Lay out the records below as a Markdown table with the columns "Row" and "Line", one line per row, numbering the rows and dropping any blank lines. Include only the lines from the one containing "bar-freie-betten [719, 625, 723, 738]" through the one containing "bar-covid-19 [612, 946, 616, 952]", with both of those lines included.

━━━ RECORDS SUPPLIED ━━━

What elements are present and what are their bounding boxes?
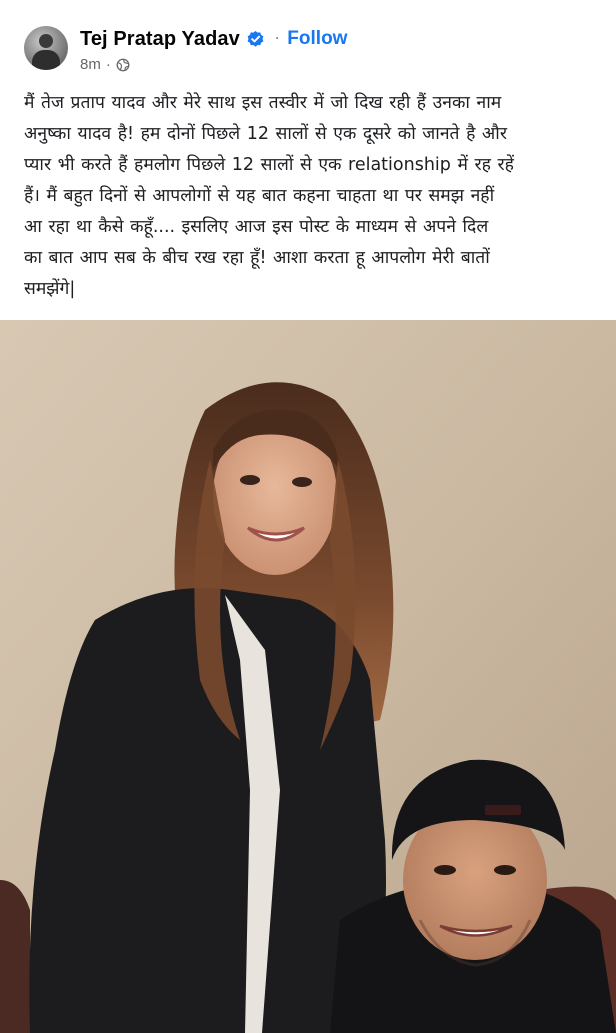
photo-man-eye-right [494,865,516,875]
caption-line: प्यार भी करते हैं हमलोग पिछले 12 सालों स… [24,155,514,175]
photo-woman-eye-right [292,477,312,487]
avatar[interactable] [24,26,68,70]
photo-illustration [0,320,616,1033]
photo-chair-left [0,880,30,1033]
caption-line: अनुष्का यादव है! हम दोनों पिछले 12 सालों… [24,124,507,144]
caption-line: हैं। मैं बहुत दिनों से आपलोगों से यह बात… [24,186,495,206]
meta-separator: · [105,56,111,73]
follow-button[interactable]: Follow [287,28,347,50]
photo-man-beanie-label [485,805,521,815]
globe-icon[interactable] [116,58,130,72]
verified-badge-icon [247,30,264,47]
caption-line: समझेंगे| [24,279,76,299]
post-meta: 8m · [80,56,130,73]
photo-woman-eye-left [240,475,260,485]
caption-line: का बात आप सब के बीच रख रहा हूँ! आशा करता… [24,248,490,268]
photo-man-eye-left [434,865,456,875]
caption-line: आ रहा था कैसे कहूँ.... इसलिए आज इस पोस्ट… [24,217,489,237]
post-timestamp[interactable]: 8m [80,56,101,73]
post-caption: मैं तेज प्रताप यादव और मेरे साथ इस तस्वी… [24,88,596,305]
author-name[interactable]: Tej Pratap Yadav [80,28,240,51]
avatar-head-shape [39,34,53,48]
author-row: Tej Pratap Yadav · Follow [80,27,347,51]
post-photo[interactable] [0,320,616,1033]
facebook-post: Tej Pratap Yadav · Follow 8m · मैं तेज प… [0,0,616,1033]
caption-line: मैं तेज प्रताप यादव और मेरे साथ इस तस्वी… [24,93,502,113]
avatar-body-shape [32,50,60,70]
header-separator: · [274,31,280,47]
post-header: Tej Pratap Yadav · Follow 8m · [0,0,616,86]
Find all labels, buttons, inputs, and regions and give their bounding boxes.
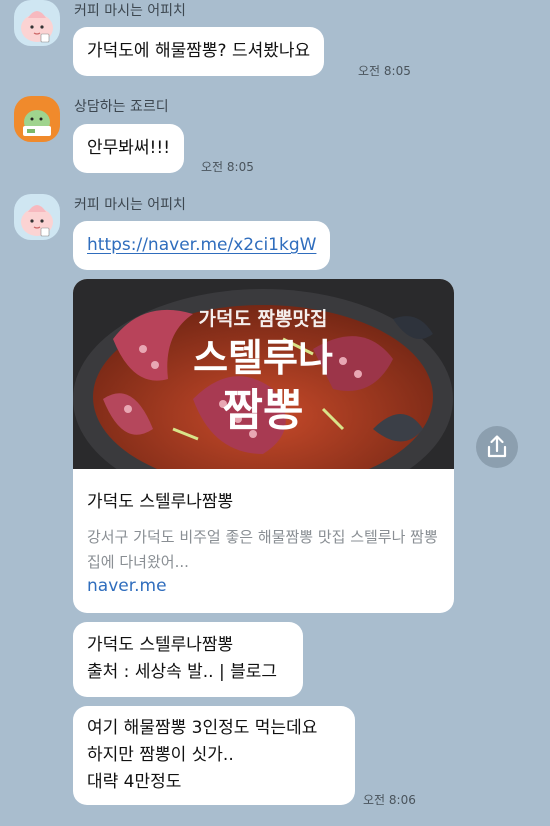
message-timestamp: 오전 8:06 xyxy=(363,793,416,807)
message-line: 하지만 짬뽕이 싯가.. xyxy=(87,745,234,765)
message-bubble[interactable]: 가덕도에 해물짬뽕? 드셔봤나요 xyxy=(73,27,325,76)
link-message-bubble[interactable]: https://naver.me/x2ci1kgW xyxy=(73,221,331,270)
jjamppong-photo: 가덕도 짬뽕맛집 스텔루나 짬뽕 xyxy=(73,279,454,469)
message-line: 대략 4만정도 xyxy=(87,772,182,792)
sender-name: 커피 마시는 어피치 xyxy=(74,3,186,19)
jordy-character-icon xyxy=(14,96,60,142)
preview-thumbnail[interactable]: 가덕도 짬뽕맛집 스텔루나 짬뽕 xyxy=(73,279,454,469)
sender-name: 상담하는 죠르디 xyxy=(74,99,169,115)
message-line: 여기 해물짬뽕 3인정도 먹는데요 xyxy=(87,718,318,738)
sender-avatar-jordy[interactable] xyxy=(14,96,60,142)
thumbnail-caption: 가덕도 짬뽕맛집 xyxy=(199,308,328,330)
sender-avatar-apeach[interactable] xyxy=(14,0,60,46)
card-domain[interactable]: naver.me xyxy=(87,576,167,596)
message-timestamp: 오전 8:05 xyxy=(358,64,411,78)
source-attribution: 출처 : 세상속 발.. | 블로그 xyxy=(87,662,278,682)
message-bubble[interactable]: 여기 해물짬뽕 3인정도 먹는데요 하지만 짬뽕이 싯가.. 대략 4만정도 xyxy=(73,706,355,805)
message-text: 안무봐써!!! xyxy=(87,138,171,158)
apeach-character-icon xyxy=(14,0,60,46)
source-bubble[interactable]: 가덕도 스텔루나짬뽕 출처 : 세상속 발.. | 블로그 xyxy=(73,622,303,697)
message-bubble[interactable]: 안무봐써!!! xyxy=(73,124,185,173)
link-preview-card[interactable]: 가덕도 짬뽕맛집 스텔루나 짬뽕 가덕도 스텔루나짬뽕 강서구 가덕도 비주얼 … xyxy=(73,279,454,613)
thumbnail-title-line2: 짬뽕 xyxy=(223,385,304,436)
card-title: 가덕도 스텔루나짬뽕 xyxy=(87,492,234,512)
card-description: 강서구 가덕도 비주얼 좋은 해물짬뽕 맛집 스텔루나 짬뽕집에 다녀왔어... xyxy=(87,528,438,571)
message-text: 가덕도에 해물짬뽕? 드셔봤나요 xyxy=(87,41,311,61)
thumbnail-title-line1: 스텔루나 xyxy=(193,336,333,380)
sender-name: 커피 마시는 어피치 xyxy=(74,197,186,213)
message-timestamp: 오전 8:05 xyxy=(201,160,254,174)
apeach-character-icon xyxy=(14,194,60,240)
url-link[interactable]: https://naver.me/x2ci1kgW xyxy=(87,235,316,255)
source-title: 가덕도 스텔루나짬뽕 xyxy=(87,635,234,655)
share-button[interactable] xyxy=(476,426,518,468)
share-icon xyxy=(487,435,507,458)
sender-avatar-apeach[interactable] xyxy=(14,194,60,240)
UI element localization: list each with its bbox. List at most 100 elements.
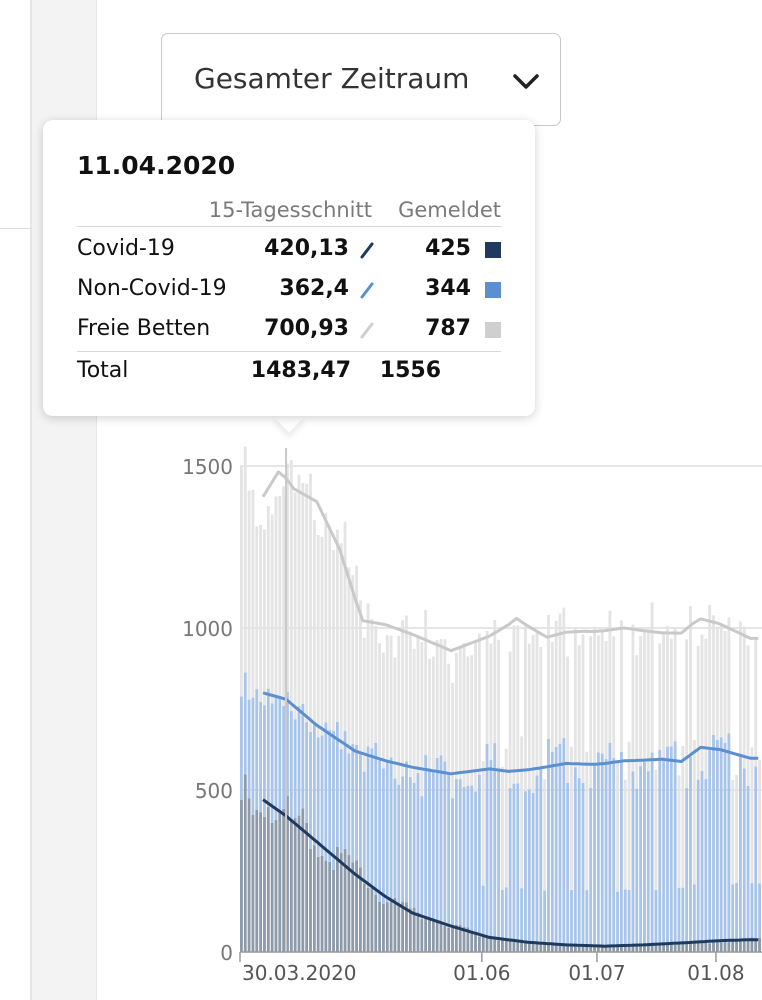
bar-freie-betten [719, 625, 723, 738]
bar-non-covid-19 [554, 746, 558, 946]
line-swatch-icon [360, 322, 374, 339]
bar-covid-19 [270, 822, 274, 952]
bar-covid-19 [431, 921, 435, 952]
bar-covid-19 [447, 927, 451, 952]
bar-freie-betten [485, 631, 489, 744]
bar-non-covid-19 [715, 739, 719, 941]
bar-non-covid-19 [385, 759, 389, 903]
bar-non-covid-19 [462, 786, 466, 927]
bar-covid-19 [485, 936, 489, 952]
bar-covid-19 [297, 815, 301, 952]
bar-non-covid-19 [439, 755, 443, 924]
bar-non-covid-19 [608, 742, 612, 948]
bar-non-covid-19 [616, 891, 619, 947]
bar-non-covid-19 [596, 752, 600, 947]
bar-freie-betten [516, 625, 520, 784]
bar-covid-19 [240, 799, 243, 952]
bar-non-covid-19 [758, 883, 761, 938]
bar-non-covid-19 [293, 719, 297, 819]
bar-freie-betten [573, 627, 577, 768]
tooltip-row-reported: 344 [425, 276, 471, 301]
bar-freie-betten [305, 483, 309, 723]
bar-freie-betten [282, 486, 286, 706]
bar-freie-betten [643, 630, 646, 763]
bar-covid-19 [332, 869, 335, 952]
bar-non-covid-19 [512, 783, 516, 940]
bar-non-covid-19 [719, 737, 723, 943]
bar-freie-betten [424, 609, 428, 756]
bar-covid-19 [650, 945, 654, 952]
bar-freie-betten [412, 648, 416, 783]
bar-freie-betten [347, 567, 351, 754]
tooltip-row-free-beds: Freie Betten 700,93 787 [77, 316, 501, 346]
bar-freie-betten [669, 638, 673, 747]
bar-freie-betten [627, 741, 631, 890]
bar-non-covid-19 [351, 743, 355, 863]
bar-non-covid-19 [750, 883, 754, 938]
bar-non-covid-19 [562, 738, 566, 944]
bar-covid-19 [439, 923, 443, 952]
bar-freie-betten [355, 565, 358, 745]
bar-freie-betten [593, 626, 596, 763]
bar-non-covid-19 [305, 722, 309, 823]
bar-non-covid-19 [435, 757, 439, 922]
bar-non-covid-19 [485, 743, 489, 937]
bar-freie-betten [259, 524, 263, 702]
bar-freie-betten [735, 774, 738, 883]
bar-freie-betten [738, 621, 742, 757]
y-tick-label: 500 [195, 779, 233, 803]
bar-covid-19 [370, 887, 374, 952]
bar-swatch-icon [485, 282, 501, 298]
bar-non-covid-19 [251, 697, 255, 816]
bar-freie-betten [746, 645, 750, 786]
bar-non-covid-19 [704, 778, 708, 943]
bar-covid-19 [708, 943, 712, 952]
bar-covid-19 [489, 937, 493, 952]
bar-non-covid-19 [600, 753, 604, 947]
bar-covid-19 [742, 939, 746, 952]
bar-freie-betten [704, 638, 708, 779]
bar-covid-19 [612, 946, 616, 952]
bar-freie-betten [631, 624, 635, 772]
bar-non-covid-19 [527, 789, 531, 942]
bar-non-covid-19 [389, 757, 393, 902]
bar-non-covid-19 [531, 792, 535, 943]
bar-covid-19 [362, 883, 366, 952]
bar-covid-19 [658, 945, 662, 952]
bar-covid-19 [501, 940, 504, 952]
bar-covid-19 [251, 815, 255, 952]
bar-covid-19 [535, 943, 539, 952]
bar-non-covid-19 [619, 751, 623, 946]
bar-freie-betten [681, 745, 685, 888]
bar-covid-19 [385, 902, 389, 952]
tooltip-row-reported: 787 [425, 316, 471, 341]
bar-freie-betten [689, 606, 692, 757]
bar-freie-betten [335, 529, 339, 722]
bar-freie-betten [497, 639, 500, 772]
bar-freie-betten [550, 642, 554, 752]
bar-non-covid-19 [493, 743, 497, 940]
bar-freie-betten [754, 639, 758, 767]
bar-freie-betten [639, 635, 643, 767]
bar-covid-19 [727, 942, 731, 952]
bar-swatch-icon [485, 322, 501, 338]
bar-non-covid-19 [355, 744, 358, 861]
bar-freie-betten [535, 632, 539, 776]
bar-non-covid-19 [489, 760, 493, 938]
bar-non-covid-19 [447, 773, 451, 928]
bar-swatch-icon [485, 242, 501, 258]
bar-freie-betten [731, 780, 735, 885]
bar-freie-betten [692, 739, 696, 885]
bar-covid-19 [382, 903, 385, 952]
bar-freie-betten [420, 642, 424, 797]
bar-freie-betten [416, 635, 420, 773]
bar-covid-19 [247, 798, 251, 952]
bar-non-covid-19 [454, 779, 458, 925]
bar-covid-19 [255, 809, 259, 952]
bar-non-covid-19 [451, 798, 454, 926]
bar-non-covid-19 [742, 768, 746, 940]
bar-non-covid-19 [504, 887, 508, 938]
bar-freie-betten [454, 652, 458, 780]
bar-freie-betten [289, 460, 293, 711]
bar-freie-betten [554, 620, 558, 747]
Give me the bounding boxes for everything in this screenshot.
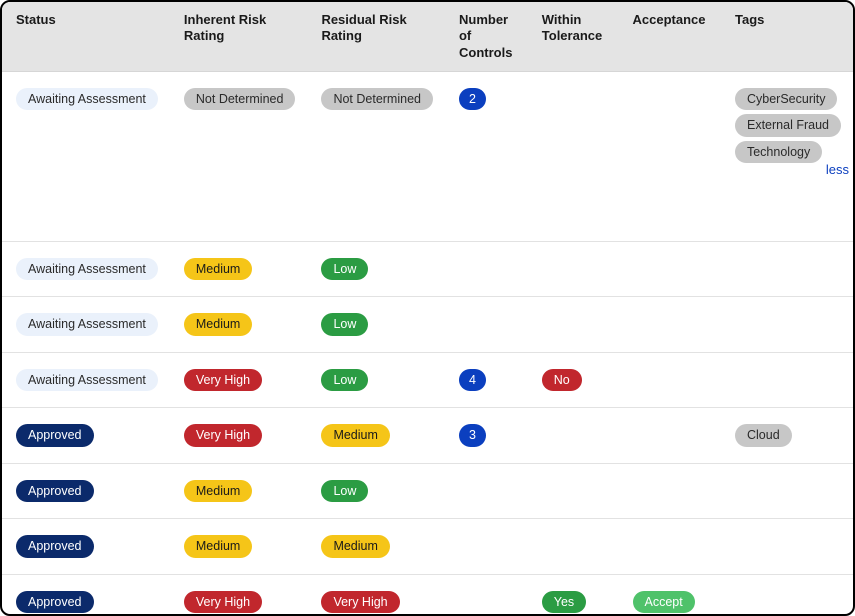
- inherent-risk-pill[interactable]: Very High: [184, 424, 262, 447]
- status-pill[interactable]: Awaiting Assessment: [16, 369, 158, 392]
- table-row[interactable]: Awaiting Assessment Very High Low 4 No: [2, 352, 853, 408]
- status-pill[interactable]: Approved: [16, 535, 94, 558]
- tolerance-pill[interactable]: Yes: [542, 591, 586, 614]
- residual-risk-pill[interactable]: Medium: [321, 424, 389, 447]
- table-row[interactable]: Awaiting Assessment Medium Low: [2, 297, 853, 353]
- residual-risk-pill[interactable]: Very High: [321, 591, 399, 614]
- inherent-risk-pill[interactable]: Medium: [184, 535, 252, 558]
- inherent-risk-pill[interactable]: Medium: [184, 480, 252, 503]
- tag-pill[interactable]: External Fraud: [735, 114, 841, 137]
- status-pill[interactable]: Approved: [16, 480, 94, 503]
- col-controls[interactable]: Number of Controls: [445, 2, 528, 71]
- table-row[interactable]: Awaiting Assessment Medium Low: [2, 241, 853, 297]
- tag-pill[interactable]: Technology: [735, 141, 822, 164]
- inherent-risk-pill[interactable]: Not Determined: [184, 88, 296, 111]
- risk-table: Status Inherent Risk Rating Residual Ris…: [2, 2, 853, 616]
- acceptance-pill[interactable]: Accept: [633, 591, 695, 614]
- residual-risk-pill[interactable]: Low: [321, 369, 368, 392]
- inherent-risk-pill[interactable]: Medium: [184, 258, 252, 281]
- residual-risk-pill[interactable]: Not Determined: [321, 88, 433, 111]
- status-pill[interactable]: Awaiting Assessment: [16, 88, 158, 111]
- inherent-risk-pill[interactable]: Medium: [184, 313, 252, 336]
- controls-count-pill[interactable]: 3: [459, 424, 486, 447]
- risk-table-frame: Status Inherent Risk Rating Residual Ris…: [0, 0, 855, 616]
- col-tags[interactable]: Tags: [721, 2, 853, 71]
- table-row[interactable]: Approved Very High Medium 3 Cloud: [2, 408, 853, 464]
- table-row[interactable]: Approved Medium Medium: [2, 519, 853, 575]
- table-row[interactable]: Approved Medium Low: [2, 463, 853, 519]
- status-pill[interactable]: Approved: [16, 424, 94, 447]
- tag-pill[interactable]: Cloud: [735, 424, 792, 447]
- tolerance-pill[interactable]: No: [542, 369, 582, 392]
- inherent-risk-pill[interactable]: Very High: [184, 591, 262, 614]
- residual-risk-pill[interactable]: Low: [321, 258, 368, 281]
- col-tolerance[interactable]: Within Tolerance: [528, 2, 619, 71]
- col-status[interactable]: Status: [2, 2, 170, 71]
- col-residual[interactable]: Residual Risk Rating: [307, 2, 445, 71]
- controls-count-pill[interactable]: 4: [459, 369, 486, 392]
- col-acceptance[interactable]: Acceptance: [619, 2, 721, 71]
- status-pill[interactable]: Approved: [16, 591, 94, 614]
- header-row: Status Inherent Risk Rating Residual Ris…: [2, 2, 853, 71]
- residual-risk-pill[interactable]: Low: [321, 313, 368, 336]
- status-pill[interactable]: Awaiting Assessment: [16, 258, 158, 281]
- tag-pill[interactable]: CyberSecurity: [735, 88, 838, 111]
- table-body: Awaiting Assessment Not Determined Not Det…: [2, 71, 853, 616]
- table-row[interactable]: Awaiting Assessment Not Determined Not Det…: [2, 71, 853, 241]
- status-pill[interactable]: Awaiting Assessment: [16, 313, 158, 336]
- controls-count-pill[interactable]: 2: [459, 88, 486, 111]
- table-row[interactable]: Approved Very High Very High Yes Accept: [2, 574, 853, 616]
- residual-risk-pill[interactable]: Low: [321, 480, 368, 503]
- collapse-tags-link[interactable]: less: [826, 162, 849, 177]
- inherent-risk-pill[interactable]: Very High: [184, 369, 262, 392]
- residual-risk-pill[interactable]: Medium: [321, 535, 389, 558]
- col-inherent[interactable]: Inherent Risk Rating: [170, 2, 308, 71]
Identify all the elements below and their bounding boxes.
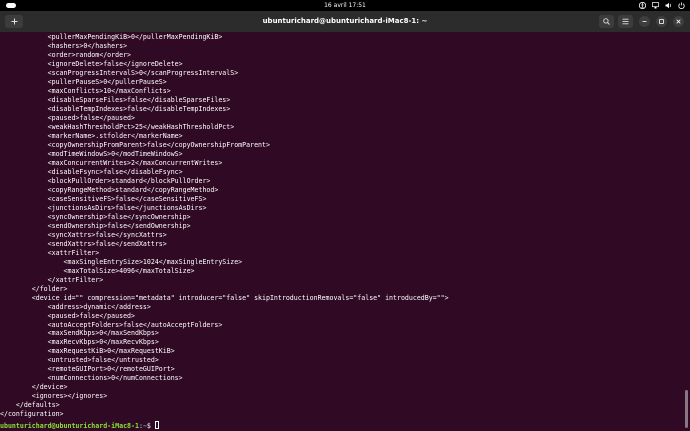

━━━

ANSWER TO THIS TASK:
| Row | Line |
|---|---|
| 1 | bar-freie-betten [719, 625, 723, 738] |
| 2 | bar-non-covid-19 [554, 746, 558, 946] |
| 3 | line-swatch-icon [360, 322, 374, 339] |
| 4 | bar-covid-19 [270, 822, 274, 952] |
| 5 | bar-covid-19 [431, 921, 435, 952] |
| 6 | bar-covid-19 [447, 927, 451, 952] |
| 7 | bar-freie-betten [485, 631, 489, 744] |
| 8 | bar-non-covid-19 [715, 739, 719, 941] |
| 9 | bar-non-covid-19 [385, 759, 389, 903] |
| 10 | bar-non-covid-19 [462, 786, 466, 927] |
| 11 | bar-covid-19 [485, 936, 489, 952] |
| 12 | bar-covid-19 [297, 815, 301, 952] |
| 13 | bar-non-covid-19 [439, 755, 443, 924] |
| 14 | bar-non-covid-19 [608, 742, 612, 948] |
| 15 | bar-non-covid-19 [616, 891, 619, 947] |
| 16 | bar-non-covid-19 [596, 752, 600, 947] |
| 17 | bar-freie-betten [516, 625, 520, 784] |
| 18 | bar-covid-19 [240, 799, 243, 952] |
| 19 | bar-non-covid-19 [758, 883, 761, 938] |
| 20 | bar-non-covid-19 [293, 719, 297, 819] |
| 21 | bar-freie-betten [573, 627, 577, 768] |
| 22 | tooltip-row-reported: 344 [425, 276, 471, 301] |
| 23 | bar-freie-betten [305, 483, 309, 723] |
| 24 | bar-freie-betten [282, 486, 286, 706] |
| 25 | bar-freie-betten [643, 630, 646, 763] |
| 26 | bar-covid-19 [332, 869, 335, 952] |
| 27 | bar-non-covid-19 [512, 783, 516, 940] |
| 28 | bar-non-covid-19 [719, 737, 723, 943] |
| 29 | bar-freie-betten [424, 609, 428, 756] |
| 30 | bar-covid-19 [650, 945, 654, 952] |
| 31 | bar-freie-betten [412, 648, 416, 783] |
| 32 | bar-freie-betten [347, 567, 351, 754] |
| 33 | tooltip-row-free-beds: Freie Betten 700,93 787 [77, 316, 501, 346] |
| 34 | bar-freie-betten [669, 638, 673, 747] |
| 35 | bar-freie-betten [627, 741, 631, 890] |
| 36 | bar-non-covid-19 [351, 743, 355, 863] |
| 37 | bar-non-covid-19 [750, 883, 754, 938] |
| 38 | bar-non-covid-19 [562, 738, 566, 944] |
| 39 | bar-covid-19 [439, 923, 443, 952] |
| 40 | bar-freie-betten [355, 565, 358, 745] |
| 41 | bar-freie-betten [593, 626, 596, 763] |
| 42 | bar-non-covid-19 [305, 722, 309, 823] |
| 43 | bar-non-covid-19 [435, 757, 439, 922] |
| 44 | bar-non-covid-19 [485, 743, 489, 937] |
| 45 | bar-freie-betten [259, 524, 263, 702] |
| 46 | bar-freie-betten [735, 774, 738, 883] |
| 47 | bar-freie-betten [738, 621, 742, 757] |
| 48 | y-tick-label: 500 [195, 779, 233, 803] |
| 49 | bar-covid-19 [370, 887, 374, 952] |
| 50 | bar-swatch-icon [485, 282, 501, 298] |
| 51 | bar-non-covid-19 [251, 697, 255, 816] |
| 52 | bar-freie-betten [746, 645, 750, 786] |
| 53 | bar-non-covid-19 [704, 778, 708, 943] |
| 54 | bar-covid-19 [708, 943, 712, 952] |
| 55 | bar-covid-19 [489, 937, 493, 952] |
| 56 | bar-non-covid-19 [600, 753, 604, 947] |
| 57 | bar-covid-19 [742, 939, 746, 952] |
| 58 | bar-freie-betten [704, 638, 708, 779] |
| 59 | bar-covid-19 [612, 946, 616, 952] |